Items —
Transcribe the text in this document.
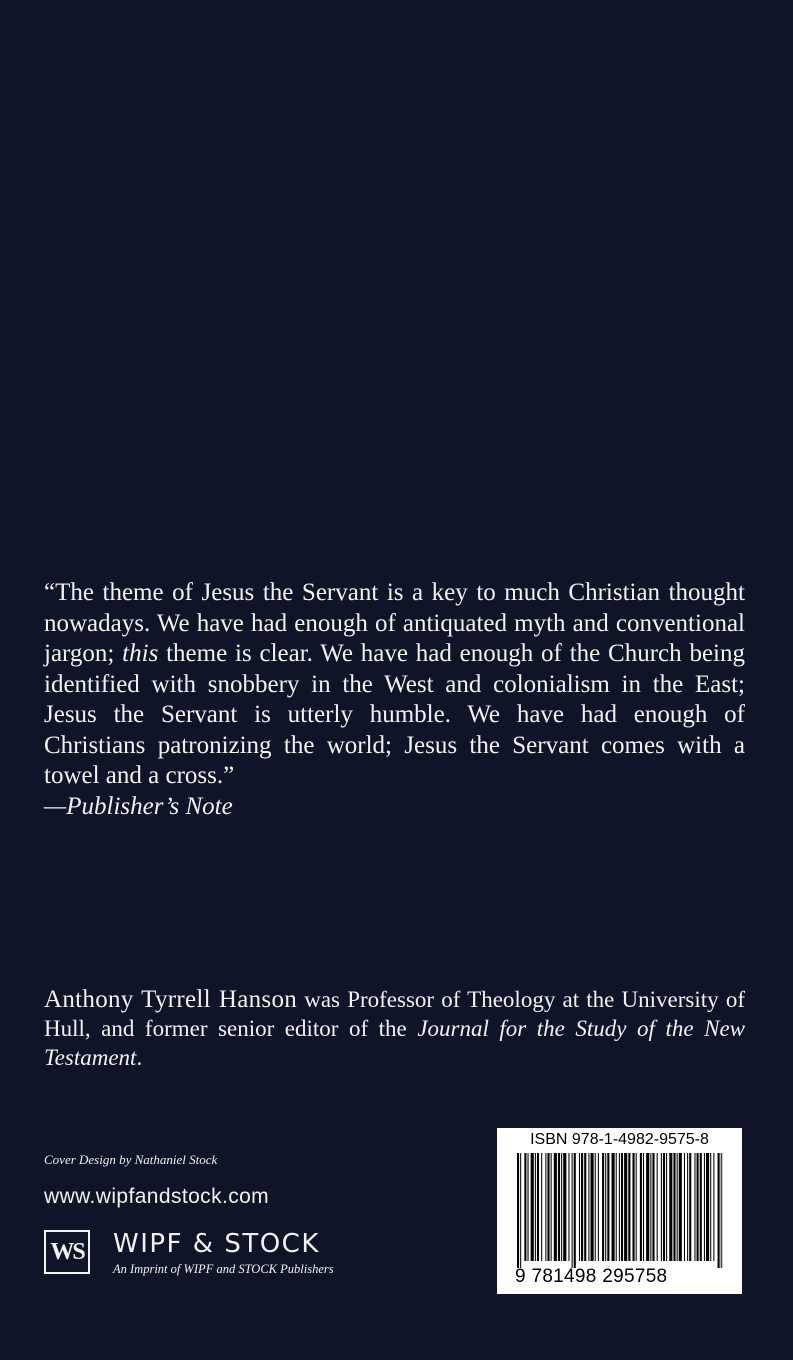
“The theme of Jesus the Servant is a key to much Christian thought nowadays. We have had enough of antiquated myth and conventional jargon; this theme is clear. We have had enough of the Church being identified with snobbery in the West and colonialism in the East; Jesus the Servant is utterly humble. We have had enough of Christians patronizing the world; Jesus the Servant comes with a towel and a cross.”

—Publisher’s Note
Anthony Tyrrell Hanson was Professor of Theology at the University of Hull, and former senior editor of the Journal for the Study of the New Testament.
Cover Design by Nathaniel Stock
www.wipfandstock.com
WS WIPF & STOCK
An Imprint of WIPF and STOCK Publishers
ISBN 978-1-4982-9575-8
9 781498 295758
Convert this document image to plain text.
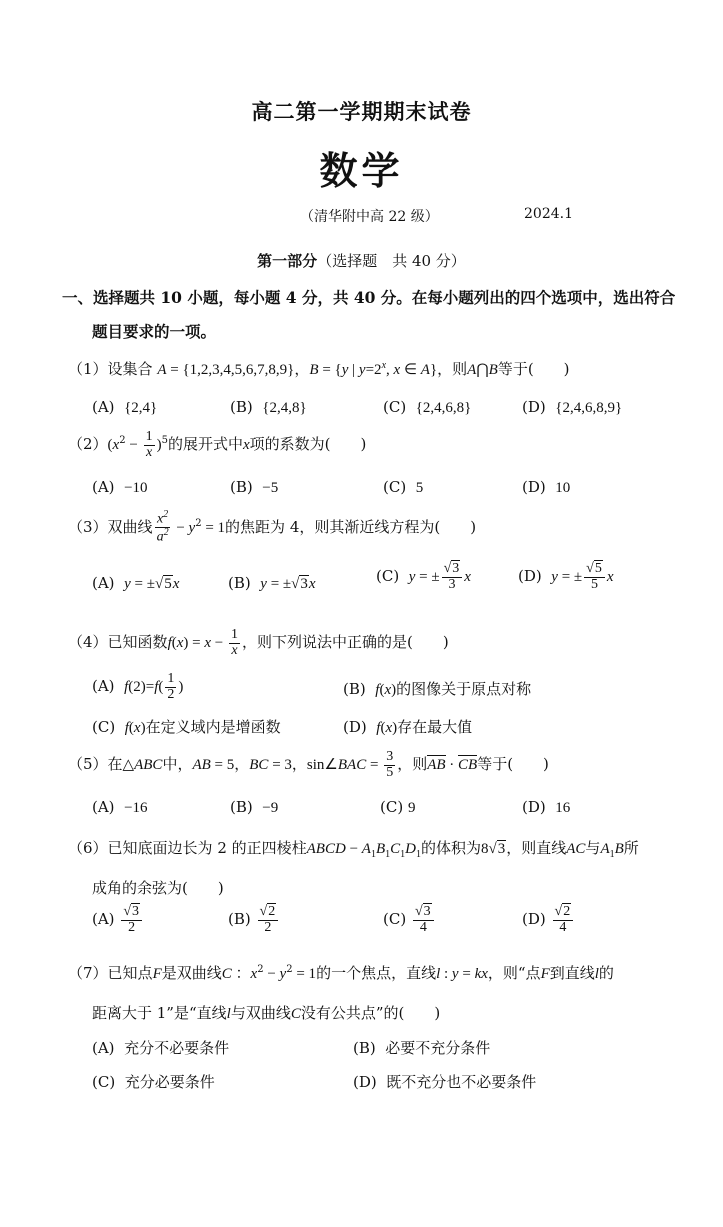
高二第一学期期末试卷
数学
（清华附中高 22 级）	2024.1
第一部分（选择题　共 40 分）
一、选择题共 10 小题，每小题 4 分，共 40 分。在每小题列出的四个选项中，选出符合
题目要求的一项。
（1）设集合 A = {1,2,3,4,5,6,7,8,9}，B = {y | $y=2^x$, x ∈ A}，则A⋂B等于(　　)
(A) {2,4}	(B) {2,4,8}	(C) {2,4,6,8}	(D) {2,4,6,8,9}
$(2)(x^2 - \frac{1}{x} )^5$的展开式中x项的系数为(　　)
(A) −10	(B) −5	(C) 5	(D) 10
（3）双曲线 $\frac{x^2}{a^2} - y^2 = 1$的焦距为 4，则其渐近线方程为(　　)
(A) y = ±√5x	(B) y = ±√3x	(C) y = ± $\frac{√3}{3}$ x	(D) y = ± $\frac{√5}{5}$ x
（4）已知函数$f(x) = x - \frac{1}{x}$ ，则下列说法中正确的是(　　)
(A) $f(2)=f( \frac{1}{2}$ )	(B) f(x)的图像关于原点对称
(C) f(x)在定义域内是增函数	(D) f(x)存在最大值
（5）在△ABC中，AB = 5，BC = 3，sin∠BAC = $\frac{3}{5}$ ，则AB · CB等于(　　)
(A) −16	(B) −9	(C) 9	(D) 16
（6）已知底面边长为 2 的正四棱柱ABCD − $A_1B_1C_1D_1$的体积为8√3，则直线AC与$A_1B$所
成角的余弦为(　　)
$(A) \frac{√3}{2}$	$(B) \frac{√2}{2}$	$(C) \frac{√3}{4}$	$(D) \frac{√2}{4}$
（7）已知点F是双曲线C ：$x^2 - y^2 = 1$的一个焦点，直线l : y = kx，则“点F到直线l的
距离大于 1”是“直线l与双曲线C没有公共点”的(　　)
(A) 充分不必要条件	(B) 必要不充分条件
(C) 充分必要条件	(D) 既不充分也不必要条件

Directions for this task — Quote, without alteration, the lines running from the line containing "Convert this document image to plain text." to the last line of the entries, and include no pictures.

Result —
Convert this document image to plain text.
高二第一学期期末试卷
数学
（清华附中高 22 级）	2024.1
第一部分（选择题　共 40 分）
一、选择题共 10 小题，每小题 4 分，共 40 分。在每小题列出的四个选项中，选出符合
题目要求的一项。
（1）设集合 A = {1,2,3,4,5,6,7,8,9}，B = {y | $y=2^x$, x ∈ A}，则A⋂B等于(　　)
(A) {2,4}	(B) {2,4,8}	(C) {2,4,6,8}	(D) {2,4,6,8,9}
$(2)(x^2 - \frac{1}{x} )^5$的展开式中x项的系数为(　　)
(A) −10	(B) −5	(C) 5	(D) 10
（3）双曲线 $\frac{x^2}{a^2} - y^2 = 1$的焦距为 4，则其渐近线方程为(　　)
(A) y = ±√5x	(B) y = ±√3x	(C) y = ± $\frac{√3}{3}$ x	(D) y = ± $\frac{√5}{5}$ x
（4）已知函数$f(x) = x - \frac{1}{x}$ ，则下列说法中正确的是(　　)
(A) $f(2)=f( \frac{1}{2}$ )	(B) f(x)的图像关于原点对称
(C) f(x)在定义域内是增函数	(D) f(x)存在最大值
（5）在△ABC中，AB = 5，BC = 3，sin∠BAC = $\frac{3}{5}$ ，则AB · CB等于(　　)
(A) −16	(B) −9	(C) 9	(D) 16
（6）已知底面边长为 2 的正四棱柱ABCD − $A_1B_1C_1D_1$的体积为8√3，则直线AC与$A_1B$所
成角的余弦为(　　)
$(A) \frac{√3}{2}$	$(B) \frac{√2}{2}$	$(C) \frac{√3}{4}$	$(D) \frac{√2}{4}$
（7）已知点F是双曲线C ：$x^2 - y^2 = 1$的一个焦点，直线l : y = kx，则“点F到直线l的
距离大于 1”是“直线l与双曲线C没有公共点”的(　　)
(A) 充分不必要条件	(B) 必要不充分条件
(C) 充分必要条件	(D) 既不充分也不必要条件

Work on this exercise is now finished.